** Start MATERIAL FOR THIS TASK **

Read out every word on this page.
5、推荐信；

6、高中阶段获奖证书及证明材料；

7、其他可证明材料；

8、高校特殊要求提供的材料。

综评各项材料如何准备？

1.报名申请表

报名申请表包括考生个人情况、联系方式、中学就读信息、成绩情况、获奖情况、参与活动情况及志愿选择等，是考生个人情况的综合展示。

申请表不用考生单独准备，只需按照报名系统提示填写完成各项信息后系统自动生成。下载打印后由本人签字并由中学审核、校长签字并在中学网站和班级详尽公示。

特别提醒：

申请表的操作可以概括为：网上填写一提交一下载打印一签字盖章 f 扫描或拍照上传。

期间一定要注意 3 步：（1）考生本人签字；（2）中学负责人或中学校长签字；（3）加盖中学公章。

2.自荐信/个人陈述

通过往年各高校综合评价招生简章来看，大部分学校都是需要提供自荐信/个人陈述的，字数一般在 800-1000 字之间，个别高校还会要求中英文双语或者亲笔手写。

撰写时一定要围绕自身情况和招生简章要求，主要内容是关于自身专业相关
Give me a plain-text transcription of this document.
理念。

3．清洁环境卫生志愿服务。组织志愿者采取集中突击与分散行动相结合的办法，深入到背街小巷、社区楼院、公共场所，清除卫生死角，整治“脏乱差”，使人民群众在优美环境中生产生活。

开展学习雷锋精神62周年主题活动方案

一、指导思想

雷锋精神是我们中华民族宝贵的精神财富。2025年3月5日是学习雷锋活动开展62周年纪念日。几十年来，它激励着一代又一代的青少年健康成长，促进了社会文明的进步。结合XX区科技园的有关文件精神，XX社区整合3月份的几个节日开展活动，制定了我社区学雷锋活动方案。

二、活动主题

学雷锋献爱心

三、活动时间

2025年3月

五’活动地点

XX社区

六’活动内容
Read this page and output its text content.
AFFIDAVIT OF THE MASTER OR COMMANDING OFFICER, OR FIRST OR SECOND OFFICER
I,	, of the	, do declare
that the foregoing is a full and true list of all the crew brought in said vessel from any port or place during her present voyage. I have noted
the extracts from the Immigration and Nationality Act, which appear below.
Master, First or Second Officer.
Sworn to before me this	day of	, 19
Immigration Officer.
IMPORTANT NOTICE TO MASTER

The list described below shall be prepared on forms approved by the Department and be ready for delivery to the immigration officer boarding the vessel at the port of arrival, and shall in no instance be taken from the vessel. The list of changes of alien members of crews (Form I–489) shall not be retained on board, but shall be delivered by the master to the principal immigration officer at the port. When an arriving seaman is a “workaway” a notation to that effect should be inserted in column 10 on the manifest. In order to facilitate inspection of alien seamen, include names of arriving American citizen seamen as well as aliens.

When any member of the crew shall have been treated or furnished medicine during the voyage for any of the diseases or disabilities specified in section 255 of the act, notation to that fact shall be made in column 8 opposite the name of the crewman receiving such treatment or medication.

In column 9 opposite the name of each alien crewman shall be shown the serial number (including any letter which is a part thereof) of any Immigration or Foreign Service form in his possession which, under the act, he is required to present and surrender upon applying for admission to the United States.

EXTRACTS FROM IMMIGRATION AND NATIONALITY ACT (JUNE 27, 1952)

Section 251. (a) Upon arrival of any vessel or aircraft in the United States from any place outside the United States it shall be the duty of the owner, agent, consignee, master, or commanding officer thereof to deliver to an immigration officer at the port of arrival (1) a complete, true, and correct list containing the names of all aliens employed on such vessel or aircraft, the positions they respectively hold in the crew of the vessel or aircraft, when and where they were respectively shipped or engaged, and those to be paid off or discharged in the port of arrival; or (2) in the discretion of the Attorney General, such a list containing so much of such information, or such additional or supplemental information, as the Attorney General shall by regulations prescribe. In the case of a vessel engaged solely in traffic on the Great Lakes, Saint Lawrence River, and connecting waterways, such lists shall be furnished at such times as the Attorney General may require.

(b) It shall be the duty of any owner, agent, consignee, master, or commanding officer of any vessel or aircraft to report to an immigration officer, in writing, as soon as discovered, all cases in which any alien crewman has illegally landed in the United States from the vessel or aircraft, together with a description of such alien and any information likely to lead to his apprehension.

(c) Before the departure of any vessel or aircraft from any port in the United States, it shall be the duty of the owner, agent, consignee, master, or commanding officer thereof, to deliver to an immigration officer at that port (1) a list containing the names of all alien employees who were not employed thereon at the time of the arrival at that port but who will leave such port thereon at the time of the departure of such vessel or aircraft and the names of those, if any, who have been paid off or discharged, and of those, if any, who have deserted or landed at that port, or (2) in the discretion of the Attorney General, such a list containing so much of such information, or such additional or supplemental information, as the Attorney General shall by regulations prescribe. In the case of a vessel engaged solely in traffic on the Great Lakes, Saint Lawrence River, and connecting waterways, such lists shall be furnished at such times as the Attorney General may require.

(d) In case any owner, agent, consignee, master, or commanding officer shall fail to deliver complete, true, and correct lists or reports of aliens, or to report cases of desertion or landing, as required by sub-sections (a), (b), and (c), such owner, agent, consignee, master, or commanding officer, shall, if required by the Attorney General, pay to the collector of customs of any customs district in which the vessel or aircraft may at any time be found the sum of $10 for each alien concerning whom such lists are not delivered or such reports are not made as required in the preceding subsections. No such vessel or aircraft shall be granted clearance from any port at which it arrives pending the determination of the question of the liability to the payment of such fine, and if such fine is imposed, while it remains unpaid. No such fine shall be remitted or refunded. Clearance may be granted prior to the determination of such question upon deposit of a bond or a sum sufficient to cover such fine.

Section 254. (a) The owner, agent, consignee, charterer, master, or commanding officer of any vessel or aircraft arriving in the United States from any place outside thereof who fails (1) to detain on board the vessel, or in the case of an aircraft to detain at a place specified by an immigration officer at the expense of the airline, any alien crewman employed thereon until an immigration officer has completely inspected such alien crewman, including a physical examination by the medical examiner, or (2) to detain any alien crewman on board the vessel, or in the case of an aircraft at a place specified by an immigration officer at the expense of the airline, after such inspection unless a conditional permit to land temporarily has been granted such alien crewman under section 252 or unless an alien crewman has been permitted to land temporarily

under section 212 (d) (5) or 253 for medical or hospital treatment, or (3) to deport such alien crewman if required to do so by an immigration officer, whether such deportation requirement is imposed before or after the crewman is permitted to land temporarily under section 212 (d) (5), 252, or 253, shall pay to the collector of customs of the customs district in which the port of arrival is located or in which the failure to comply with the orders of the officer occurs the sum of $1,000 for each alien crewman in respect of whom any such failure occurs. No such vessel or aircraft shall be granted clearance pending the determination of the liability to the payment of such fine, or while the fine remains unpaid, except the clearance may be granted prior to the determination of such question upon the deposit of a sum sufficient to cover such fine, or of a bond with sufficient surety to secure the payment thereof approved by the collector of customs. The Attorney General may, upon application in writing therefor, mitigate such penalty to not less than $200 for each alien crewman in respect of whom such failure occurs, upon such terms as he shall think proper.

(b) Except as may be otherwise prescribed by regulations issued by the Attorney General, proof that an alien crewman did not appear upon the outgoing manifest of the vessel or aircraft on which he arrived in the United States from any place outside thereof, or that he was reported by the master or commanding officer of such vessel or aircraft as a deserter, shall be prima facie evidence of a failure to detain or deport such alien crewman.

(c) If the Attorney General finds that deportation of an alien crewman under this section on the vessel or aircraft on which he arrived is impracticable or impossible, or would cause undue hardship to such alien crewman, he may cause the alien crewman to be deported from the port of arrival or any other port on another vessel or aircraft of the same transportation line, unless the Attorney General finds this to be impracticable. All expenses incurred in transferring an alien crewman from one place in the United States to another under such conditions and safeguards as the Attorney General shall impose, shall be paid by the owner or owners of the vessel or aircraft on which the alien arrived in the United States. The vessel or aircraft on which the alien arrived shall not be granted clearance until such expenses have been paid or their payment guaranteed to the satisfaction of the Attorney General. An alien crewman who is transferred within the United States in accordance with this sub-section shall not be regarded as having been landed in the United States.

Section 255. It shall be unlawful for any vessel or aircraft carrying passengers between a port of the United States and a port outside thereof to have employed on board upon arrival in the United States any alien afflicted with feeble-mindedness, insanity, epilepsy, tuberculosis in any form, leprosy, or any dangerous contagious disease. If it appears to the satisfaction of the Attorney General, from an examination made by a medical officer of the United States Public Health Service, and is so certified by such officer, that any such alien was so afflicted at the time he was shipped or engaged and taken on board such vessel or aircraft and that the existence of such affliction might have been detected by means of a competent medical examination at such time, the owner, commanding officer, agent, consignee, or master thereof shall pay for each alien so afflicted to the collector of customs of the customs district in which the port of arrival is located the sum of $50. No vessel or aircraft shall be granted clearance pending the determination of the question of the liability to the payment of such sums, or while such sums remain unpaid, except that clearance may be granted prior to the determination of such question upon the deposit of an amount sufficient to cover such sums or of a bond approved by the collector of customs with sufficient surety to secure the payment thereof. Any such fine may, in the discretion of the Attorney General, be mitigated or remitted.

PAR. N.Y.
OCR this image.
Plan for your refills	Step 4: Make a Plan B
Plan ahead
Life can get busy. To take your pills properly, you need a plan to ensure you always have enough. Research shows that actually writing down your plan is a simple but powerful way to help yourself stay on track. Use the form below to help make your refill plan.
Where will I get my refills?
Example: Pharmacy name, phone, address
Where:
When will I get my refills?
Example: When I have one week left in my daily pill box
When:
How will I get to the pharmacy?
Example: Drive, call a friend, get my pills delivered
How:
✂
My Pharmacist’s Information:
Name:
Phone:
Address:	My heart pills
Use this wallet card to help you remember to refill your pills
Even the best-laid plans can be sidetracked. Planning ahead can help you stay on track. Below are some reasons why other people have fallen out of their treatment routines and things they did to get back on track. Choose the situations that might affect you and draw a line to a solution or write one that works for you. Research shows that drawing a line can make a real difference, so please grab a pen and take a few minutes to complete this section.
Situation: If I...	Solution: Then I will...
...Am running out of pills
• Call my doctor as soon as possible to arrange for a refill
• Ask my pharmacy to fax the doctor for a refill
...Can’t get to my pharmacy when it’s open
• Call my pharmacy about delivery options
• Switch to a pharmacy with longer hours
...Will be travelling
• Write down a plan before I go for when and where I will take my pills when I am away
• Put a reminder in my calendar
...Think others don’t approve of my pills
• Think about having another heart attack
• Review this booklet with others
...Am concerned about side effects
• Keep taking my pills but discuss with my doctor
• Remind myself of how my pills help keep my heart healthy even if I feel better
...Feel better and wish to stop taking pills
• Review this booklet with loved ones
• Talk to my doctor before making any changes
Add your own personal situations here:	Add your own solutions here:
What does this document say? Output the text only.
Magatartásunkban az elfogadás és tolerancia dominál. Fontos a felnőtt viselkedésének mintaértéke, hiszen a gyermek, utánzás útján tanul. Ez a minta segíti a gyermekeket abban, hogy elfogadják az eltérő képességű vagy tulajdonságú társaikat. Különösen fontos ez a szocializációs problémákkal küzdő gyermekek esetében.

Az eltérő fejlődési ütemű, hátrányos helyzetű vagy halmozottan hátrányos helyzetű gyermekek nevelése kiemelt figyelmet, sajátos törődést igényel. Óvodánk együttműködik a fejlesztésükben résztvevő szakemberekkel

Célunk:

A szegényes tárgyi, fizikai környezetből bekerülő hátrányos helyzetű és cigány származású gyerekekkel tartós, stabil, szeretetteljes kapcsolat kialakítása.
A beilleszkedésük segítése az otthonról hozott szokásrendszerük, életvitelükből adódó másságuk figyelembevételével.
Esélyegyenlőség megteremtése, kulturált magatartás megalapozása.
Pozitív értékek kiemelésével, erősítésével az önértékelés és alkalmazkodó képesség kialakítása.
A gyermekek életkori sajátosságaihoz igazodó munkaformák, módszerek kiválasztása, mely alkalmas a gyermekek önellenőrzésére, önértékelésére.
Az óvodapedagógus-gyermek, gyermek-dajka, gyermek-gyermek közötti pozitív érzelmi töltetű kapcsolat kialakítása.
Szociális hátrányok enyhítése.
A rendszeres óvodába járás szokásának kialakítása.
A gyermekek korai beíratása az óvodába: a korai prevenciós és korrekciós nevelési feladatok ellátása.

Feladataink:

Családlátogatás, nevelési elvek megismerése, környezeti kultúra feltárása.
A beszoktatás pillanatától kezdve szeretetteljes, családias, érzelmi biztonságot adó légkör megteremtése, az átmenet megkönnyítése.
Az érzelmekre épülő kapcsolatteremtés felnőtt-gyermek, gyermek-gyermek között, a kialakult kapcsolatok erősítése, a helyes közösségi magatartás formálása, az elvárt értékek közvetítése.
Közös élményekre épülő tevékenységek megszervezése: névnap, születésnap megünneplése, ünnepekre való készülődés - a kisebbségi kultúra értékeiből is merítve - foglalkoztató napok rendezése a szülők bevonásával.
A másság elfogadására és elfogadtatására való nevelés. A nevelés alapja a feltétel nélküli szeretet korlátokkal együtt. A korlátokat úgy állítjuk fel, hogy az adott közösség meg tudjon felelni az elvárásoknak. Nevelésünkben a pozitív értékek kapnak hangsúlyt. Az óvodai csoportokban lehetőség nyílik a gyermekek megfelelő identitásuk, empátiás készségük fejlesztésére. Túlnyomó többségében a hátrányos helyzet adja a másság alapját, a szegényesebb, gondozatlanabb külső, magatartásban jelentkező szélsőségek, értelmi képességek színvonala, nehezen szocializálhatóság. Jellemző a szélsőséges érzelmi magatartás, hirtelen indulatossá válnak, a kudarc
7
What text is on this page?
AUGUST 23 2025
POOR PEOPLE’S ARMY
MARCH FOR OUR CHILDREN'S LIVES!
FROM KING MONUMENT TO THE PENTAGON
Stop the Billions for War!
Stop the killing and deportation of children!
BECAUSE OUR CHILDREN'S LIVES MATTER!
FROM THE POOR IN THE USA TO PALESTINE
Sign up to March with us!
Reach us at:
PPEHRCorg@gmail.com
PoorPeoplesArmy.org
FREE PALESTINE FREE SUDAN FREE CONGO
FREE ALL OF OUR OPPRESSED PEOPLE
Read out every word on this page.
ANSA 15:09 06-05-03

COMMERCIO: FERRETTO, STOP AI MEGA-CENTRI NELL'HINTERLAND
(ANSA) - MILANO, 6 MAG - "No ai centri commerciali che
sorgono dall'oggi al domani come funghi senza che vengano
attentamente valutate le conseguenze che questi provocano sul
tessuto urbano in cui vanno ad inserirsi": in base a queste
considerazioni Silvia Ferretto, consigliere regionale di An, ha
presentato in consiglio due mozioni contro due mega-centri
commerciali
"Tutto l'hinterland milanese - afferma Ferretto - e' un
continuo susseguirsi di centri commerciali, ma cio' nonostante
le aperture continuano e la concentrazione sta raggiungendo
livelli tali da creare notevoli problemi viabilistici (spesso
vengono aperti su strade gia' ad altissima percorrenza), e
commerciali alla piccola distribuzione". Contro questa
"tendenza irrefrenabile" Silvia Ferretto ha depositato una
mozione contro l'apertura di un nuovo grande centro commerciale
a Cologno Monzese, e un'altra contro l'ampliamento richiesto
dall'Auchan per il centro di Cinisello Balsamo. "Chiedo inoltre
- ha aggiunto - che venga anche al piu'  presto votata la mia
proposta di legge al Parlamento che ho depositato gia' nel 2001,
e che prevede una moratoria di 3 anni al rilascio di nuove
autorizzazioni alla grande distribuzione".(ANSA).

** End MATERIAL FOR THIS TASK **

AIM OF THE EXERCISE → Gather all the lines that include the word "text" and copy them out.

TASK RESPONSE →
Give me a plain-text transcription of this document.
Read this page and output its text content.
What does this document say? Output the text only.
What text is on this page?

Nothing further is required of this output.